The data –
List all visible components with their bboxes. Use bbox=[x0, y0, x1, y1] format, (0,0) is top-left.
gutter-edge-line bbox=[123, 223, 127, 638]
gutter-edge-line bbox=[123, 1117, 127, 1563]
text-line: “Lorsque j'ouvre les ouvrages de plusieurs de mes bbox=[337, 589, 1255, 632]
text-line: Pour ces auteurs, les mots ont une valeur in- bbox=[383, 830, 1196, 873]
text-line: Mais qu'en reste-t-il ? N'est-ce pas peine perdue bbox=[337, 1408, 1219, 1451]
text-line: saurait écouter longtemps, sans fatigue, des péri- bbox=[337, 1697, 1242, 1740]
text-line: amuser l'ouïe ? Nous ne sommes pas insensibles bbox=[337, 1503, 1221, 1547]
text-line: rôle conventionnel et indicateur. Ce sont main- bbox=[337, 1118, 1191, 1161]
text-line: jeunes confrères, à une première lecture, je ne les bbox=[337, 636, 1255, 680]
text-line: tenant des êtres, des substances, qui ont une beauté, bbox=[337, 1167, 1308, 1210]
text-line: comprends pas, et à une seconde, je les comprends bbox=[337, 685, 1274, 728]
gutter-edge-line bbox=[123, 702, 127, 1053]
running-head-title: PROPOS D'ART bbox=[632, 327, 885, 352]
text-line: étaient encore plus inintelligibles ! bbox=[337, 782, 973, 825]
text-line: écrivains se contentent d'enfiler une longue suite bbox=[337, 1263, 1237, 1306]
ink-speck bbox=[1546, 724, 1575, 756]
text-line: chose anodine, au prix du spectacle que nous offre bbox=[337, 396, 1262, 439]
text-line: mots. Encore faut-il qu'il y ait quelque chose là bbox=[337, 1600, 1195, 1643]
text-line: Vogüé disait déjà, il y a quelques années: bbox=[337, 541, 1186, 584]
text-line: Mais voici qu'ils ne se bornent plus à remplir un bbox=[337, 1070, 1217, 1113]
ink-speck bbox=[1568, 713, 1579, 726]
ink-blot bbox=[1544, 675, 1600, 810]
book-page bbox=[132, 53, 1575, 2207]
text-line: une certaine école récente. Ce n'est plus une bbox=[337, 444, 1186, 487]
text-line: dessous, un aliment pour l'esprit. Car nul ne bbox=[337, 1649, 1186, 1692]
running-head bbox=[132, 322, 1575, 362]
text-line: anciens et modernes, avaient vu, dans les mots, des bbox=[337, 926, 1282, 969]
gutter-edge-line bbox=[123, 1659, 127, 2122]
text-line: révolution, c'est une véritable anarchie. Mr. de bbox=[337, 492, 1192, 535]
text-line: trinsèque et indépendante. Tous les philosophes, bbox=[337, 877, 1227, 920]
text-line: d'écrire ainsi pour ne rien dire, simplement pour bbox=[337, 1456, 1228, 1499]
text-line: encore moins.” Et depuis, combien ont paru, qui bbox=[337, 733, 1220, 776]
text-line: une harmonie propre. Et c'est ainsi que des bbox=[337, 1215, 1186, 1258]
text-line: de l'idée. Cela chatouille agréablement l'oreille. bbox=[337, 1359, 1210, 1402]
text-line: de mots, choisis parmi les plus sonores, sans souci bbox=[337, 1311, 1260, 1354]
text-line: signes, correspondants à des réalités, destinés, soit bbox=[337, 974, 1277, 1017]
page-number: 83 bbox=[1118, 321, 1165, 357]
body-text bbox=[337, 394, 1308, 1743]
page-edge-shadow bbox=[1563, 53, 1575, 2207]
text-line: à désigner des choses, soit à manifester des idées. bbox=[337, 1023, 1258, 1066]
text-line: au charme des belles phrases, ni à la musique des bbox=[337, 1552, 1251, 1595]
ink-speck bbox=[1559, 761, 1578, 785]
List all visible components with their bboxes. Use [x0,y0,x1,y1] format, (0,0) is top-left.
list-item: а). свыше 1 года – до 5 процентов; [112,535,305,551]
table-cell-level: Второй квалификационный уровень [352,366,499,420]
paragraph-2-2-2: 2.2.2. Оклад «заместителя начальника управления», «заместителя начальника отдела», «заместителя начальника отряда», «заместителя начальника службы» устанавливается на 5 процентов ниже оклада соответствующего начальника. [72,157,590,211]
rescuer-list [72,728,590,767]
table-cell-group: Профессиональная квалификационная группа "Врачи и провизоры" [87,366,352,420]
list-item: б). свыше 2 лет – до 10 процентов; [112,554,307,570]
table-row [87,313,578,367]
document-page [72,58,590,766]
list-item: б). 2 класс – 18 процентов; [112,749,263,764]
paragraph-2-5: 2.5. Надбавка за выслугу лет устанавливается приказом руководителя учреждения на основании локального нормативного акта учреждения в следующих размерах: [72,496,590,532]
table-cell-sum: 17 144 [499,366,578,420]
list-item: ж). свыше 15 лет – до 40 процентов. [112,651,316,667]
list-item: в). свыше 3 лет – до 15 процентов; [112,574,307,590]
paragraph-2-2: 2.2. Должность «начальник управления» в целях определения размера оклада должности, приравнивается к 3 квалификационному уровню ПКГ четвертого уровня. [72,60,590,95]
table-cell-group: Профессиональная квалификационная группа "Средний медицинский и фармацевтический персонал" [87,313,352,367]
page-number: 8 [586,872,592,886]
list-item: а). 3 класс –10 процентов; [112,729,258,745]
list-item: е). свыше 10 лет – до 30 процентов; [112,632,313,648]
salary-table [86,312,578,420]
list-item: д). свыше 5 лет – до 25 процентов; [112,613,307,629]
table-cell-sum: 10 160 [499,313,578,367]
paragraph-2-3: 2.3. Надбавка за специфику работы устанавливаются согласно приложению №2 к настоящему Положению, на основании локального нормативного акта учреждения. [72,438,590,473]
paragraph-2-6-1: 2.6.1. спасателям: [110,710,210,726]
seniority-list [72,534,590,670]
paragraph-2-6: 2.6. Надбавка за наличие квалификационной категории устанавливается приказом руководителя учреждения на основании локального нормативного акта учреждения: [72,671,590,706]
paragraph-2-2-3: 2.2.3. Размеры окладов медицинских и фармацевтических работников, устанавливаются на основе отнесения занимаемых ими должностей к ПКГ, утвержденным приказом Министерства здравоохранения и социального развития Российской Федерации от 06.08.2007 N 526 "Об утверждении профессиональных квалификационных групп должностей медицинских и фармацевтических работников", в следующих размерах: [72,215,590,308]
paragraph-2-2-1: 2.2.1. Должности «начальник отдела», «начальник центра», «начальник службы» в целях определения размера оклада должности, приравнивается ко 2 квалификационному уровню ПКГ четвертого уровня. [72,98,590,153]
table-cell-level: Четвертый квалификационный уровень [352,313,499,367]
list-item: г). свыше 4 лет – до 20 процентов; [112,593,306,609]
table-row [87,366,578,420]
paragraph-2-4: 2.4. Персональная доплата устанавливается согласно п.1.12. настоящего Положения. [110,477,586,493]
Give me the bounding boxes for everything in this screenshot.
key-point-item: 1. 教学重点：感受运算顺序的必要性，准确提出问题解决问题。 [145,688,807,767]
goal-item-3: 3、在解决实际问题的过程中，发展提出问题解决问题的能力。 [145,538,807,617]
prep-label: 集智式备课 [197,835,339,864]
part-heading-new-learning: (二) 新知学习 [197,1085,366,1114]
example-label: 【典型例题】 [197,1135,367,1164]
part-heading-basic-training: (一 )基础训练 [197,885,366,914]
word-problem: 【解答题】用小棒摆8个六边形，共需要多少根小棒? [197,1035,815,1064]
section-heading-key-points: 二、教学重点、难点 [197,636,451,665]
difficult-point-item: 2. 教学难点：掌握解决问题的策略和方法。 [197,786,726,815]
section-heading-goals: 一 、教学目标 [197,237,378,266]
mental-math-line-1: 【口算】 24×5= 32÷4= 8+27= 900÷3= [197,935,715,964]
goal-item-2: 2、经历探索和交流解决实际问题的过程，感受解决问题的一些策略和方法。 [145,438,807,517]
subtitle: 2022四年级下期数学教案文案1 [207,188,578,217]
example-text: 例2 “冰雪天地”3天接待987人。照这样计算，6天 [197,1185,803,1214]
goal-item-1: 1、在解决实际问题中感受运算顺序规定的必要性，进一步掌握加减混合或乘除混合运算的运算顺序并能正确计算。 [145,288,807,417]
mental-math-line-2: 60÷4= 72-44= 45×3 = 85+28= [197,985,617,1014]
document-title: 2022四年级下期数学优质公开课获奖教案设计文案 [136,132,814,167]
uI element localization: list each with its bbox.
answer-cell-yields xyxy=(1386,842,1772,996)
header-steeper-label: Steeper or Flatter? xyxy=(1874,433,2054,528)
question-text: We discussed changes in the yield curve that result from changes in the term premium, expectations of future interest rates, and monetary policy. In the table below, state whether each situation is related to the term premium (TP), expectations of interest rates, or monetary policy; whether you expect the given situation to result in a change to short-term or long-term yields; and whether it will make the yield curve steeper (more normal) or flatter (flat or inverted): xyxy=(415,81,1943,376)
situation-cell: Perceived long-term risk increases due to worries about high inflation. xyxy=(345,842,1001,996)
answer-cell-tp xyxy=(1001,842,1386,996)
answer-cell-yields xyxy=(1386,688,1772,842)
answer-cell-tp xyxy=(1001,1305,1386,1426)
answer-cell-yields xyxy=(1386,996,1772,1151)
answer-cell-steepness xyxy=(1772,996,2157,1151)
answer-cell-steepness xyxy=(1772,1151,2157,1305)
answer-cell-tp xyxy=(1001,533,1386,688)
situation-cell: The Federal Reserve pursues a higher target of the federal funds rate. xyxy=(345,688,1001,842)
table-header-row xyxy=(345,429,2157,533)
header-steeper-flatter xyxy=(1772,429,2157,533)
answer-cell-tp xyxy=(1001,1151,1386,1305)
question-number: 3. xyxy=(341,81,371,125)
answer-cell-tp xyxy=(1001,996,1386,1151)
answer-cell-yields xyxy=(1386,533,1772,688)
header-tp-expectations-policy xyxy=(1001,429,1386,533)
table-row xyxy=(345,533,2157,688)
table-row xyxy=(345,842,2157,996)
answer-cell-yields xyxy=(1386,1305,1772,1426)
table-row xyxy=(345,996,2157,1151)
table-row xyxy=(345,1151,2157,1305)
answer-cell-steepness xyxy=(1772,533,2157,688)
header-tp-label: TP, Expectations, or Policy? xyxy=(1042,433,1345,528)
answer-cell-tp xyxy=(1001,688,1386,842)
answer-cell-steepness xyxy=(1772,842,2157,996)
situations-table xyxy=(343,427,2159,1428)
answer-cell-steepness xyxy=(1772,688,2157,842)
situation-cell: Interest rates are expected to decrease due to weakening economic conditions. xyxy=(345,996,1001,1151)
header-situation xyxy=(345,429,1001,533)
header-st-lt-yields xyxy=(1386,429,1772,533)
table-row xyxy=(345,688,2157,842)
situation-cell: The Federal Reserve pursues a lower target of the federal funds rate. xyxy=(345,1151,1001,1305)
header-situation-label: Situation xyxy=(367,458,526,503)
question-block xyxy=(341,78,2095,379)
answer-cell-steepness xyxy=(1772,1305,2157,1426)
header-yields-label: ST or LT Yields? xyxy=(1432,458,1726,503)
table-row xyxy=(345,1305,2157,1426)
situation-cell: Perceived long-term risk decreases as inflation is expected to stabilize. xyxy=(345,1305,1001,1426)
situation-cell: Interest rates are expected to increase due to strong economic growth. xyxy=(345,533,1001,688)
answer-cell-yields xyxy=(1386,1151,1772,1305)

Exercise details – Express the stretch of data above from its start through the line containing "text-line: amuser l'ouïe" as a Markdown table with the columns Row and Line, numbering each line and leaving out blank lines.

Reply to the task –
| Row | Line |
|---|---|
| 1 | List all visible components with their bboxes. Use bbox=[x0, y0, x1, y1] format, (0,0) is top-left. |
| 2 | gutter-edge-line bbox=[123, 223, 127, 638] |
| 3 | gutter-edge-line bbox=[123, 1117, 127, 1563] |
| 4 | text-line: “Lorsque j'ouvre les ouvrages de plusieurs de mes bbox=[337, 589, 1255, 632] |
| 5 | text-line: Pour ces auteurs, les mots ont une valeur in- bbox=[383, 830, 1196, 873] |
| 6 | text-line: Mais qu'en reste-t-il ? N'est-ce pas peine perdue bbox=[337, 1408, 1219, 1451] |
| 7 | text-line: saurait écouter longtemps, sans fatigue, des péri- bbox=[337, 1697, 1242, 1740] |
| 8 | text-line: amuser l'ouïe ? Nous ne sommes pas insensibles bbox=[337, 1503, 1221, 1547] |